Dataset content:
## Start
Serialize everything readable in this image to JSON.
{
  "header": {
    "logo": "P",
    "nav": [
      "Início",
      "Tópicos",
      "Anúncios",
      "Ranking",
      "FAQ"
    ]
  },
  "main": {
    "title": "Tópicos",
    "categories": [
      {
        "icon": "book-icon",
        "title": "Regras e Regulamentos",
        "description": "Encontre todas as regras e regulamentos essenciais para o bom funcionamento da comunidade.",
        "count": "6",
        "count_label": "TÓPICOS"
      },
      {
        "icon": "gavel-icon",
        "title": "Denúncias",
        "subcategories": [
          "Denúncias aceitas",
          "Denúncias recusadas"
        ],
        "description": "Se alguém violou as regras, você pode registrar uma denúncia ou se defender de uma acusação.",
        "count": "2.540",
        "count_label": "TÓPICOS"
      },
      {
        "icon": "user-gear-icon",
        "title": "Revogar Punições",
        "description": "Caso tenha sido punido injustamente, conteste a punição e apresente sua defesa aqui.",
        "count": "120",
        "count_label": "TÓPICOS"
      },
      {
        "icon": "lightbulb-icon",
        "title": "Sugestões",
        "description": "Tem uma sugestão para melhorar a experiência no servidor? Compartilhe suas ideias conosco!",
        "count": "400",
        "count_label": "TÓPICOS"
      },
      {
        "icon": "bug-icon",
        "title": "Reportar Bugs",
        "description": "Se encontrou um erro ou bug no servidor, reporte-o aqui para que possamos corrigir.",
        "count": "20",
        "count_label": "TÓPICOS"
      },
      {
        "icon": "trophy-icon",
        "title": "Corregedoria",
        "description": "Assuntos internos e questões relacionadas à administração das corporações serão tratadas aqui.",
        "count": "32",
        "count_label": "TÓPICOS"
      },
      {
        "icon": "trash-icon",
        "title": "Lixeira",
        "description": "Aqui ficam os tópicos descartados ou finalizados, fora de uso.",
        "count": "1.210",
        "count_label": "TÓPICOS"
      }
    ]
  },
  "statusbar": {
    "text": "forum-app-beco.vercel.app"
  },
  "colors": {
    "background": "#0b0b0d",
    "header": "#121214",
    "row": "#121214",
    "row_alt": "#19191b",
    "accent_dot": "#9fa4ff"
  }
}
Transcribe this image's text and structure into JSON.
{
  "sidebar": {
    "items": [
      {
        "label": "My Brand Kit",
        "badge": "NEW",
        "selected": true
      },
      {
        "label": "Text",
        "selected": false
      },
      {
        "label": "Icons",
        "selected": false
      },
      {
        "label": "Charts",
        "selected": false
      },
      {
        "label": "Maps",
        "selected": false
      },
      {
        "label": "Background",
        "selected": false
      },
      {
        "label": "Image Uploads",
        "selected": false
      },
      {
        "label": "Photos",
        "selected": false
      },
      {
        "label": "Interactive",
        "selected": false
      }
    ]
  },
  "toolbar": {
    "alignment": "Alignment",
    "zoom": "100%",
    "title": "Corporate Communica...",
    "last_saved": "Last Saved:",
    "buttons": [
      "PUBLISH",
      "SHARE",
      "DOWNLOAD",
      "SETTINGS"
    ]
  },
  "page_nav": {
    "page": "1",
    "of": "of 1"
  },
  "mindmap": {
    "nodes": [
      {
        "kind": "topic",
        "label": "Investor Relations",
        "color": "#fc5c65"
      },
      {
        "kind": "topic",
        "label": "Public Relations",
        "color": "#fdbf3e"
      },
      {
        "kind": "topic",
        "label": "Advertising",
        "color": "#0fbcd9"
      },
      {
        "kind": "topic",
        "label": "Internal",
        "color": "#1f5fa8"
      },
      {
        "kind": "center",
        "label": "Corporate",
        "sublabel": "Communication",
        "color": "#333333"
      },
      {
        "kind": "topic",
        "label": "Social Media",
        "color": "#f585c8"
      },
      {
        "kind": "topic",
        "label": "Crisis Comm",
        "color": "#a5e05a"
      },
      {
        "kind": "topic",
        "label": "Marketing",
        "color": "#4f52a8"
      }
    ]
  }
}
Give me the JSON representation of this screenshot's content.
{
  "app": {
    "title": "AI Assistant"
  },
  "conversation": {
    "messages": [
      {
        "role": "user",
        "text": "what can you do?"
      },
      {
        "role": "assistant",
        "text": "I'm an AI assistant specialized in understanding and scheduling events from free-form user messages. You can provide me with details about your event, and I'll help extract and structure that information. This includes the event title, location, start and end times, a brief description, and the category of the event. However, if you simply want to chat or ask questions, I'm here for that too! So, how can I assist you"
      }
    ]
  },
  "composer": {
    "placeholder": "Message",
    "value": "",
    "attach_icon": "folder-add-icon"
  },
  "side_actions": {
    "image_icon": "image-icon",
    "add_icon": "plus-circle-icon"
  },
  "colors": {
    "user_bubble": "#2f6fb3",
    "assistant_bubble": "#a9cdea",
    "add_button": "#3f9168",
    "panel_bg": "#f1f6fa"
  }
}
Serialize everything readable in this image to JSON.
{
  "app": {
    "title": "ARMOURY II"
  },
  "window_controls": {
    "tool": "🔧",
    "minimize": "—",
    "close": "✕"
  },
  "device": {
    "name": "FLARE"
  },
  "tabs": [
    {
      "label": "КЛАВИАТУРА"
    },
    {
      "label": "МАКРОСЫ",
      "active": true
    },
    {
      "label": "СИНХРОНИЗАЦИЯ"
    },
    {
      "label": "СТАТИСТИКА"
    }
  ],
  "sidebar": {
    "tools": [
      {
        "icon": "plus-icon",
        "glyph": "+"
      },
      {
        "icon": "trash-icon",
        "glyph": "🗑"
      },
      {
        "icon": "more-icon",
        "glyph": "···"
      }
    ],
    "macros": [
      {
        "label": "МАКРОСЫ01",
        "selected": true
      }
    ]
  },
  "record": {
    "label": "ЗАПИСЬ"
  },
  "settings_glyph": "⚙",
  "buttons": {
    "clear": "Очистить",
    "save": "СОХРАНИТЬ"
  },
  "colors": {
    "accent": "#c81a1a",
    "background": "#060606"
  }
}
## End
Exercise:
Reproduce the complete data exactly as presented above.

Output of the task:
Serialize everything readable in this image to JSON.
{
  "header": {
    "logo": "P",
    "nav": [
      "Início",
      "Tópicos",
      "Anúncios",
      "Ranking",
      "FAQ"
    ]
  },
  "main": {
    "title": "Tópicos",
    "categories": [
      {
        "icon": "book-icon",
        "title": "Regras e Regulamentos",
        "description": "Encontre todas as regras e regulamentos essenciais para o bom funcionamento da comunidade.",
        "count": "6",
        "count_label": "TÓPICOS"
      },
      {
        "icon": "gavel-icon",
        "title": "Denúncias",
        "subcategories": [
          "Denúncias aceitas",
          "Denúncias recusadas"
        ],
        "description": "Se alguém violou as regras, você pode registrar uma denúncia ou se defender de uma acusação.",
        "count": "2.540",
        "count_label": "TÓPICOS"
      },
      {
        "icon": "user-gear-icon",
        "title": "Revogar Punições",
        "description": "Caso tenha sido punido injustamente, conteste a punição e apresente sua defesa aqui.",
        "count": "120",
        "count_label": "TÓPICOS"
      },
      {
        "icon": "lightbulb-icon",
        "title": "Sugestões",
        "description": "Tem uma sugestão para melhorar a experiência no servidor? Compartilhe suas ideias conosco!",
        "count": "400",
        "count_label": "TÓPICOS"
      },
      {
        "icon": "bug-icon",
        "title": "Reportar Bugs",
        "description": "Se encontrou um erro ou bug no servidor, reporte-o aqui para que possamos corrigir.",
        "count": "20",
        "count_label": "TÓPICOS"
      },
      {
        "icon": "trophy-icon",
        "title": "Corregedoria",
        "description": "Assuntos internos e questões relacionadas à administração das corporações serão tratadas aqui.",
        "count": "32",
        "count_label": "TÓPICOS"
      },
      {
        "icon": "trash-icon",
        "title": "Lixeira",
        "description": "Aqui ficam os tópicos descartados ou finalizados, fora de uso.",
        "count": "1.210",
        "count_label": "TÓPICOS"
      }
    ]
  },
  "statusbar": {
    "text": "forum-app-beco.vercel.app"
  },
  "colors": {
    "background": "#0b0b0d",
    "header": "#121214",
    "row": "#121214",
    "row_alt": "#19191b",
    "accent_dot": "#9fa4ff"
  }
}
Transcribe this image's text and structure into JSON.
{
  "sidebar": {
    "items": [
      {
        "label": "My Brand Kit",
        "badge": "NEW",
        "selected": true
      },
      {
        "label": "Text",
        "selected": false
      },
      {
        "label": "Icons",
        "selected": false
      },
      {
        "label": "Charts",
        "selected": false
      },
      {
        "label": "Maps",
        "selected": false
      },
      {
        "label": "Background",
        "selected": false
      },
      {
        "label": "Image Uploads",
        "selected": false
      },
      {
        "label": "Photos",
        "selected": false
      },
      {
        "label": "Interactive",
        "selected": false
      }
    ]
  },
  "toolbar": {
    "alignment": "Alignment",
    "zoom": "100%",
    "title": "Corporate Communica...",
    "last_saved": "Last Saved:",
    "buttons": [
      "PUBLISH",
      "SHARE",
      "DOWNLOAD",
      "SETTINGS"
    ]
  },
  "page_nav": {
    "page": "1",
    "of": "of 1"
  },
  "mindmap": {
    "nodes": [
      {
        "kind": "topic",
        "label": "Investor Relations",
        "color": "#fc5c65"
      },
      {
        "kind": "topic",
        "label": "Public Relations",
        "color": "#fdbf3e"
      },
      {
        "kind": "topic",
        "label": "Advertising",
        "color": "#0fbcd9"
      },
      {
        "kind": "topic",
        "label": "Internal",
        "color": "#1f5fa8"
      },
      {
        "kind": "center",
        "label": "Corporate",
        "sublabel": "Communication",
        "color": "#333333"
      },
      {
        "kind": "topic",
        "label": "Social Media",
        "color": "#f585c8"
      },
      {
        "kind": "topic",
        "label": "Crisis Comm",
        "color": "#a5e05a"
      },
      {
        "kind": "topic",
        "label": "Marketing",
        "color": "#4f52a8"
      }
    ]
  }
}
Give me the JSON representation of this screenshot's content.
{
  "app": {
    "title": "AI Assistant"
  },
  "conversation": {
    "messages": [
      {
        "role": "user",
        "text": "what can you do?"
      },
      {
        "role": "assistant",
        "text": "I'm an AI assistant specialized in understanding and scheduling events from free-form user messages. You can provide me with details about your event, and I'll help extract and structure that information. This includes the event title, location, start and end times, a brief description, and the category of the event. However, if you simply want to chat or ask questions, I'm here for that too! So, how can I assist you"
      }
    ]
  },
  "composer": {
    "placeholder": "Message",
    "value": "",
    "attach_icon": "folder-add-icon"
  },
  "side_actions": {
    "image_icon": "image-icon",
    "add_icon": "plus-circle-icon"
  },
  "colors": {
    "user_bubble": "#2f6fb3",
    "assistant_bubble": "#a9cdea",
    "add_button": "#3f9168",
    "panel_bg": "#f1f6fa"
  }
}
Serialize everything readable in this image to JSON.
{
  "app": {
    "title": "ARMOURY II"
  },
  "window_controls": {
    "tool": "🔧",
    "minimize": "—",
    "close": "✕"
  },
  "device": {
    "name": "FLARE"
  },
  "tabs": [
    {
      "label": "КЛАВИАТУРА"
    },
    {
      "label": "МАКРОСЫ",
      "active": true
    },
    {
      "label": "СИНХРОНИЗАЦИЯ"
    },
    {
      "label": "СТАТИСТИКА"
    }
  ],
  "sidebar": {
    "tools": [
      {
        "icon": "plus-icon",
        "glyph": "+"
      },
      {
        "icon": "trash-icon",
        "glyph": "🗑"
      },
      {
        "icon": "more-icon",
        "glyph": "···"
      }
    ],
    "macros": [
      {
        "label": "МАКРОСЫ01",
        "selected": true
      }
    ]
  },
  "record": {
    "label": "ЗАПИСЬ"
  },
  "settings_glyph": "⚙",
  "buttons": {
    "clear": "Очистить",
    "save": "СОХРАНИТЬ"
  },
  "colors": {
    "accent": "#c81a1a",
    "background": "#060606"
  }
}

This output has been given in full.